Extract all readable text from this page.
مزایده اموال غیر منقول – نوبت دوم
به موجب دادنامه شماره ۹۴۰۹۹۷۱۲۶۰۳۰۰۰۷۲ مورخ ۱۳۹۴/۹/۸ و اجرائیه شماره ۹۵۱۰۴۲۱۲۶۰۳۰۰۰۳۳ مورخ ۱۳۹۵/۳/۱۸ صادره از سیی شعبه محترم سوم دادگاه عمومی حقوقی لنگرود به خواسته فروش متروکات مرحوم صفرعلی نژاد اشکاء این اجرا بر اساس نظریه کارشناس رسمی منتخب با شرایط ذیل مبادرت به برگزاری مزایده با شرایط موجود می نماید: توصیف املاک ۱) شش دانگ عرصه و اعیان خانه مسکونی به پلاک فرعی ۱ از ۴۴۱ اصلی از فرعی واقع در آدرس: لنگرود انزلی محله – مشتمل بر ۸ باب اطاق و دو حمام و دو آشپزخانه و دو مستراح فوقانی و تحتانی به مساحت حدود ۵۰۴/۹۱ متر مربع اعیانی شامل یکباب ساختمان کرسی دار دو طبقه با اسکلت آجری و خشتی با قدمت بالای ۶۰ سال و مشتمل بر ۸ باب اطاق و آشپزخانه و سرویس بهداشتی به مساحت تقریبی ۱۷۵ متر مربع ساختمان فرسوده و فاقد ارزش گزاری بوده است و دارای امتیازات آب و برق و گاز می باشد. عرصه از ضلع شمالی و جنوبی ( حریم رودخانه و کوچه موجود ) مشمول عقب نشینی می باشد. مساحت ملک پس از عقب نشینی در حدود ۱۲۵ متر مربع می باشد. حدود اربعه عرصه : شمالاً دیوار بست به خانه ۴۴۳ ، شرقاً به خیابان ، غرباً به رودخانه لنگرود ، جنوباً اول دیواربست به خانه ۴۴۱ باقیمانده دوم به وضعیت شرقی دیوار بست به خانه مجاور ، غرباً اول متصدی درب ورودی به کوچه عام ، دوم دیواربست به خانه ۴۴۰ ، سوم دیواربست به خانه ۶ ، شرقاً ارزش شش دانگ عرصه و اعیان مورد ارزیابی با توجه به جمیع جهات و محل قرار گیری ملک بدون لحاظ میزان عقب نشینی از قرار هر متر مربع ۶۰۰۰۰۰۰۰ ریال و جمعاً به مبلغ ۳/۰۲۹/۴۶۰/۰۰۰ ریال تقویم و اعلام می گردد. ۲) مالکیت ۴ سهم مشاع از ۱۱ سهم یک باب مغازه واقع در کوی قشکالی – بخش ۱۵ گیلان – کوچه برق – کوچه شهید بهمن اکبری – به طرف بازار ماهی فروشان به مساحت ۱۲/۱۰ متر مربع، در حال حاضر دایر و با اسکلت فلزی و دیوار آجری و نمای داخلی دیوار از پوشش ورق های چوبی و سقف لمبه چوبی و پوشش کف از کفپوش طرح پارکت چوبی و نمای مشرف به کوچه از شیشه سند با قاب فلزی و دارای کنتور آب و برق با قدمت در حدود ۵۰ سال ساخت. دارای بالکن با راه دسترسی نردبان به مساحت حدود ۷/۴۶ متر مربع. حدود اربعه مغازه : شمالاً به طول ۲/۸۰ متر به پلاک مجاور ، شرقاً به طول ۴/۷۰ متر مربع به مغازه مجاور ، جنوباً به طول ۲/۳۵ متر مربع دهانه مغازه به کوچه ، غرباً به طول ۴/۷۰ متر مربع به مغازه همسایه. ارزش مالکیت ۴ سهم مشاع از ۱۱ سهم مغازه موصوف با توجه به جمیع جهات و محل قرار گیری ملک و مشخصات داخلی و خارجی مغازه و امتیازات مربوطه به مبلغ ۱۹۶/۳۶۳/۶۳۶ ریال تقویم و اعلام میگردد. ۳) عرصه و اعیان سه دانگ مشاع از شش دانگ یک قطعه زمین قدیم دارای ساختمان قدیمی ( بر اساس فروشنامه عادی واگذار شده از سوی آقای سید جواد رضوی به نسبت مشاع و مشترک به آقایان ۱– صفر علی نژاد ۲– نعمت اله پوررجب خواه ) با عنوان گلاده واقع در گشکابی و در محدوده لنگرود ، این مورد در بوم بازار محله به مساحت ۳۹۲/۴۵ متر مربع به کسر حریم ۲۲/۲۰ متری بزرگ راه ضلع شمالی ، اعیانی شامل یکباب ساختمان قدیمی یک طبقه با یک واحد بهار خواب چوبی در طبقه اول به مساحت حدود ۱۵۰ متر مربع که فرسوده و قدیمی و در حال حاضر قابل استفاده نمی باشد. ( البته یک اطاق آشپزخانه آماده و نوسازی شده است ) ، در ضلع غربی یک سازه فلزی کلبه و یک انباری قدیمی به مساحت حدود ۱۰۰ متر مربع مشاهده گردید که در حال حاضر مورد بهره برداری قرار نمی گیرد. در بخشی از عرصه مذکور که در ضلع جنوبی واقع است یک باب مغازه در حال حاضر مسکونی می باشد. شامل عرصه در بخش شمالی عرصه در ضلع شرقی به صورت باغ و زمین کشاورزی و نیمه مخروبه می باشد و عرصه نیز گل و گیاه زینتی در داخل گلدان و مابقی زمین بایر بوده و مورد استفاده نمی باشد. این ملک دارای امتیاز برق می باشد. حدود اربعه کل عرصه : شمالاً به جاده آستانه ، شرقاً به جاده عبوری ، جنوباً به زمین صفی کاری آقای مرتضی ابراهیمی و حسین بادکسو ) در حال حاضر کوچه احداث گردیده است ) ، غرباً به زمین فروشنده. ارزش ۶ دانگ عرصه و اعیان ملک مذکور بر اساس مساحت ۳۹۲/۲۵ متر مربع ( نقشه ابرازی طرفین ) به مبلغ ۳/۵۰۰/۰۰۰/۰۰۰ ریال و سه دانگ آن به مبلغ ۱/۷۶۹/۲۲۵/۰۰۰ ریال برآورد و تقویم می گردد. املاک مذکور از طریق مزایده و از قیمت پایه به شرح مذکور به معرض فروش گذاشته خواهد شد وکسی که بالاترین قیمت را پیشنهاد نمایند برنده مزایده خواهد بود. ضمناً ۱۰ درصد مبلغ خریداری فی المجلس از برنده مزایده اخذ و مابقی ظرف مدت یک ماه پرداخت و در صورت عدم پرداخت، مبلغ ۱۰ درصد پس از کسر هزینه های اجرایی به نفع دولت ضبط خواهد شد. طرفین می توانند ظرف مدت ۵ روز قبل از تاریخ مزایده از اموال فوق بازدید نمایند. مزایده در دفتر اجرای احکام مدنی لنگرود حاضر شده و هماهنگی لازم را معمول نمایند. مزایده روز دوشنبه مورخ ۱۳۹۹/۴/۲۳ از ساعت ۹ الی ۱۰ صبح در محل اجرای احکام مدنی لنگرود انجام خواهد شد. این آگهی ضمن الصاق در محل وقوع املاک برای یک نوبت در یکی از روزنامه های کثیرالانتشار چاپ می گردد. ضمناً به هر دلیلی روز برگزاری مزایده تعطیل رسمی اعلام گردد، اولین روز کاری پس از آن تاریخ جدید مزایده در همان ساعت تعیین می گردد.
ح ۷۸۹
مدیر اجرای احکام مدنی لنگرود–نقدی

■ Exercise objective
Repeat each entry word for word.

■ Written reply
Extract all readable text from this page.
مزایده اموال غیر منقول – نوبت دوم
به موجب دادنامه شماره ۹۴۰۹۹۷۱۲۶۰۳۰۰۰۷۲ مورخ ۱۳۹۴/۹/۸ و اجرائیه شماره ۹۵۱۰۴۲۱۲۶۰۳۰۰۰۳۳ مورخ ۱۳۹۵/۳/۱۸ صادره از سیی شعبه محترم سوم دادگاه عمومی حقوقی لنگرود به خواسته فروش متروکات مرحوم صفرعلی نژاد اشکاء این اجرا بر اساس نظریه کارشناس رسمی منتخب با شرایط ذیل مبادرت به برگزاری مزایده با شرایط موجود می نماید: توصیف املاک ۱) شش دانگ عرصه و اعیان خانه مسکونی به پلاک فرعی ۱ از ۴۴۱ اصلی از فرعی واقع در آدرس: لنگرود انزلی محله – مشتمل بر ۸ باب اطاق و دو حمام و دو آشپزخانه و دو مستراح فوقانی و تحتانی به مساحت حدود ۵۰۴/۹۱ متر مربع اعیانی شامل یکباب ساختمان کرسی دار دو طبقه با اسکلت آجری و خشتی با قدمت بالای ۶۰ سال و مشتمل بر ۸ باب اطاق و آشپزخانه و سرویس بهداشتی به مساحت تقریبی ۱۷۵ متر مربع ساختمان فرسوده و فاقد ارزش گزاری بوده است و دارای امتیازات آب و برق و گاز می باشد. عرصه از ضلع شمالی و جنوبی ( حریم رودخانه و کوچه موجود ) مشمول عقب نشینی می باشد. مساحت ملک پس از عقب نشینی در حدود ۱۲۵ متر مربع می باشد. حدود اربعه عرصه : شمالاً دیوار بست به خانه ۴۴۳ ، شرقاً به خیابان ، غرباً به رودخانه لنگرود ، جنوباً اول دیواربست به خانه ۴۴۱ باقیمانده دوم به وضعیت شرقی دیوار بست به خانه مجاور ، غرباً اول متصدی درب ورودی به کوچه عام ، دوم دیواربست به خانه ۴۴۰ ، سوم دیواربست به خانه ۶ ، شرقاً ارزش شش دانگ عرصه و اعیان مورد ارزیابی با توجه به جمیع جهات و محل قرار گیری ملک بدون لحاظ میزان عقب نشینی از قرار هر متر مربع ۶۰۰۰۰۰۰۰ ریال و جمعاً به مبلغ ۳/۰۲۹/۴۶۰/۰۰۰ ریال تقویم و اعلام می گردد. ۲) مالکیت ۴ سهم مشاع از ۱۱ سهم یک باب مغازه واقع در کوی قشکالی – بخش ۱۵ گیلان – کوچه برق – کوچه شهید بهمن اکبری – به طرف بازار ماهی فروشان به مساحت ۱۲/۱۰ متر مربع، در حال حاضر دایر و با اسکلت فلزی و دیوار آجری و نمای داخلی دیوار از پوشش ورق های چوبی و سقف لمبه چوبی و پوشش کف از کفپوش طرح پارکت چوبی و نمای مشرف به کوچه از شیشه سند با قاب فلزی و دارای کنتور آب و برق با قدمت در حدود ۵۰ سال ساخت. دارای بالکن با راه دسترسی نردبان به مساحت حدود ۷/۴۶ متر مربع. حدود اربعه مغازه : شمالاً به طول ۲/۸۰ متر به پلاک مجاور ، شرقاً به طول ۴/۷۰ متر مربع به مغازه مجاور ، جنوباً به طول ۲/۳۵ متر مربع دهانه مغازه به کوچه ، غرباً به طول ۴/۷۰ متر مربع به مغازه همسایه. ارزش مالکیت ۴ سهم مشاع از ۱۱ سهم مغازه موصوف با توجه به جمیع جهات و محل قرار گیری ملک و مشخصات داخلی و خارجی مغازه و امتیازات مربوطه به مبلغ ۱۹۶/۳۶۳/۶۳۶ ریال تقویم و اعلام میگردد. ۳) عرصه و اعیان سه دانگ مشاع از شش دانگ یک قطعه زمین قدیم دارای ساختمان قدیمی ( بر اساس فروشنامه عادی واگذار شده از سوی آقای سید جواد رضوی به نسبت مشاع و مشترک به آقایان ۱– صفر علی نژاد ۲– نعمت اله پوررجب خواه ) با عنوان گلاده واقع در گشکابی و در محدوده لنگرود ، این مورد در بوم بازار محله به مساحت ۳۹۲/۴۵ متر مربع به کسر حریم ۲۲/۲۰ متری بزرگ راه ضلع شمالی ، اعیانی شامل یکباب ساختمان قدیمی یک طبقه با یک واحد بهار خواب چوبی در طبقه اول به مساحت حدود ۱۵۰ متر مربع که فرسوده و قدیمی و در حال حاضر قابل استفاده نمی باشد. ( البته یک اطاق آشپزخانه آماده و نوسازی شده است ) ، در ضلع غربی یک سازه فلزی کلبه و یک انباری قدیمی به مساحت حدود ۱۰۰ متر مربع مشاهده گردید که در حال حاضر مورد بهره برداری قرار نمی گیرد. در بخشی از عرصه مذکور که در ضلع جنوبی واقع است یک باب مغازه در حال حاضر مسکونی می باشد. شامل عرصه در بخش شمالی عرصه در ضلع شرقی به صورت باغ و زمین کشاورزی و نیمه مخروبه می باشد و عرصه نیز گل و گیاه زینتی در داخل گلدان و مابقی زمین بایر بوده و مورد استفاده نمی باشد. این ملک دارای امتیاز برق می باشد. حدود اربعه کل عرصه : شمالاً به جاده آستانه ، شرقاً به جاده عبوری ، جنوباً به زمین صفی کاری آقای مرتضی ابراهیمی و حسین بادکسو ) در حال حاضر کوچه احداث گردیده است ) ، غرباً به زمین فروشنده. ارزش ۶ دانگ عرصه و اعیان ملک مذکور بر اساس مساحت ۳۹۲/۲۵ متر مربع ( نقشه ابرازی طرفین ) به مبلغ ۳/۵۰۰/۰۰۰/۰۰۰ ریال و سه دانگ آن به مبلغ ۱/۷۶۹/۲۲۵/۰۰۰ ریال برآورد و تقویم می گردد. املاک مذکور از طریق مزایده و از قیمت پایه به شرح مذکور به معرض فروش گذاشته خواهد شد وکسی که بالاترین قیمت را پیشنهاد نمایند برنده مزایده خواهد بود. ضمناً ۱۰ درصد مبلغ خریداری فی المجلس از برنده مزایده اخذ و مابقی ظرف مدت یک ماه پرداخت و در صورت عدم پرداخت، مبلغ ۱۰ درصد پس از کسر هزینه های اجرایی به نفع دولت ضبط خواهد شد. طرفین می توانند ظرف مدت ۵ روز قبل از تاریخ مزایده از اموال فوق بازدید نمایند. مزایده در دفتر اجرای احکام مدنی لنگرود حاضر شده و هماهنگی لازم را معمول نمایند. مزایده روز دوشنبه مورخ ۱۳۹۹/۴/۲۳ از ساعت ۹ الی ۱۰ صبح در محل اجرای احکام مدنی لنگرود انجام خواهد شد. این آگهی ضمن الصاق در محل وقوع املاک برای یک نوبت در یکی از روزنامه های کثیرالانتشار چاپ می گردد. ضمناً به هر دلیلی روز برگزاری مزایده تعطیل رسمی اعلام گردد، اولین روز کاری پس از آن تاریخ جدید مزایده در همان ساعت تعیین می گردد.
ح ۷۸۹
مدیر اجرای احکام مدنی لنگرود–نقدی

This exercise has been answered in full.